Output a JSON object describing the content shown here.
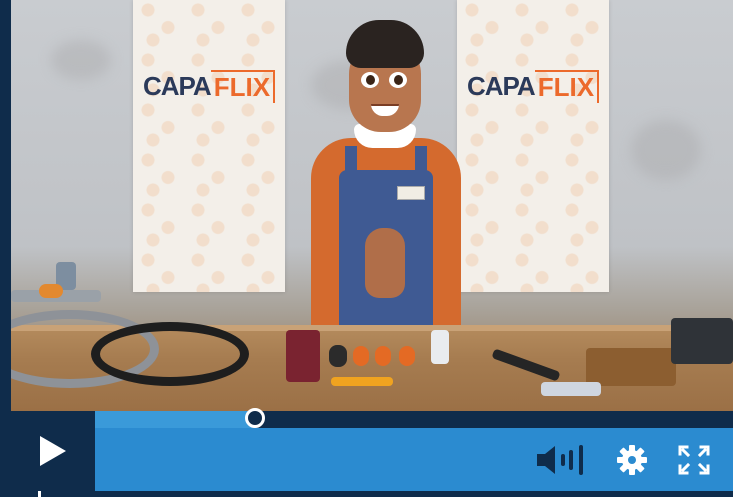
{
  "player": {
    "brand_left": "CAPA",
    "brand_right": "FLIX",
    "progress": 0.25,
    "colors": {
      "frame": "#0f2c4b",
      "bar": "#2b8bd0",
      "played": "#3a9ad9",
      "accent": "#ec6a2c"
    },
    "controls": {
      "play_icon": "play-icon",
      "volume_icon": "volume-icon",
      "settings_icon": "gear-icon",
      "fullscreen_icon": "fullscreen-icon"
    }
  }
}
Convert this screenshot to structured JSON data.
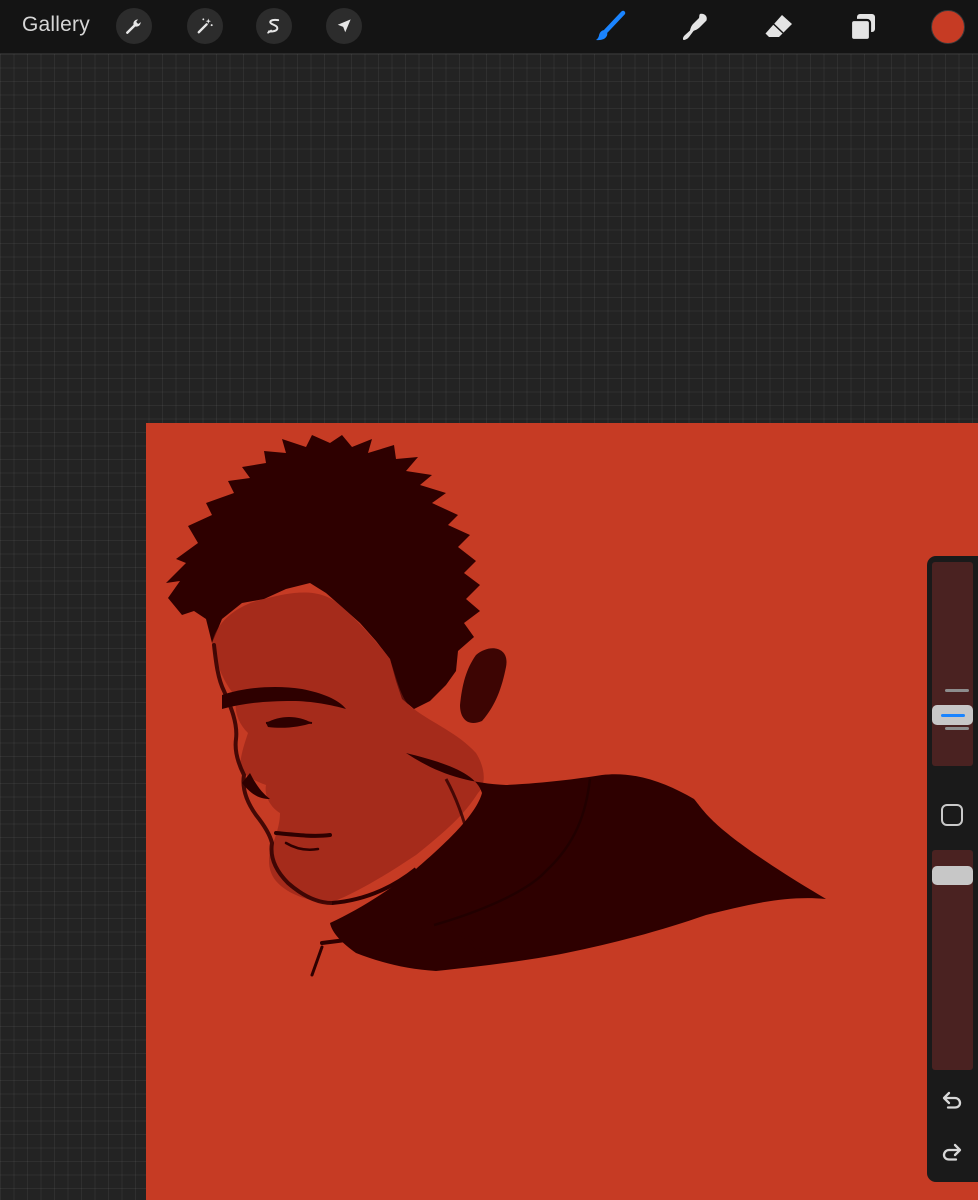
{
  "toolbar": {
    "gallery_label": "Gallery",
    "left_tools": [
      "wrench-icon",
      "magic-wand-icon",
      "selection-icon",
      "transform-arrow-icon"
    ],
    "right_tools": [
      "brush-icon",
      "smudge-icon",
      "eraser-icon",
      "layers-icon"
    ],
    "active_tool": "brush-icon",
    "active_tool_color": "#1a84ff",
    "current_color": "#c63b24"
  },
  "canvas": {
    "background_color": "#c63b24",
    "ink_color": "#2e0000",
    "subject": "sketch-of-man-head-profile"
  },
  "sidebar": {
    "brush_size_fraction": 0.74,
    "opacity_fraction": 0.92,
    "icons": [
      "modify-square-icon",
      "undo-icon",
      "redo-icon"
    ]
  }
}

● TASK BRIEF: Write out the whole listing again, exactly, with no pictures.

● RESULT OF THIS TASK:
Output a JSON object describing the content shown here.
{
  "player": {
    "brand_left": "CAPA",
    "brand_right": "FLIX",
    "progress": 0.25,
    "colors": {
      "frame": "#0f2c4b",
      "bar": "#2b8bd0",
      "played": "#3a9ad9",
      "accent": "#ec6a2c"
    },
    "controls": {
      "play_icon": "play-icon",
      "volume_icon": "volume-icon",
      "settings_icon": "gear-icon",
      "fullscreen_icon": "fullscreen-icon"
    }
  }
}
Convert this screenshot to structured JSON data.
{
  "toolbar": {
    "gallery_label": "Gallery",
    "left_tools": [
      "wrench-icon",
      "magic-wand-icon",
      "selection-icon",
      "transform-arrow-icon"
    ],
    "right_tools": [
      "brush-icon",
      "smudge-icon",
      "eraser-icon",
      "layers-icon"
    ],
    "active_tool": "brush-icon",
    "active_tool_color": "#1a84ff",
    "current_color": "#c63b24"
  },
  "canvas": {
    "background_color": "#c63b24",
    "ink_color": "#2e0000",
    "subject": "sketch-of-man-head-profile"
  },
  "sidebar": {
    "brush_size_fraction": 0.74,
    "opacity_fraction": 0.92,
    "icons": [
      "modify-square-icon",
      "undo-icon",
      "redo-icon"
    ]
  }
}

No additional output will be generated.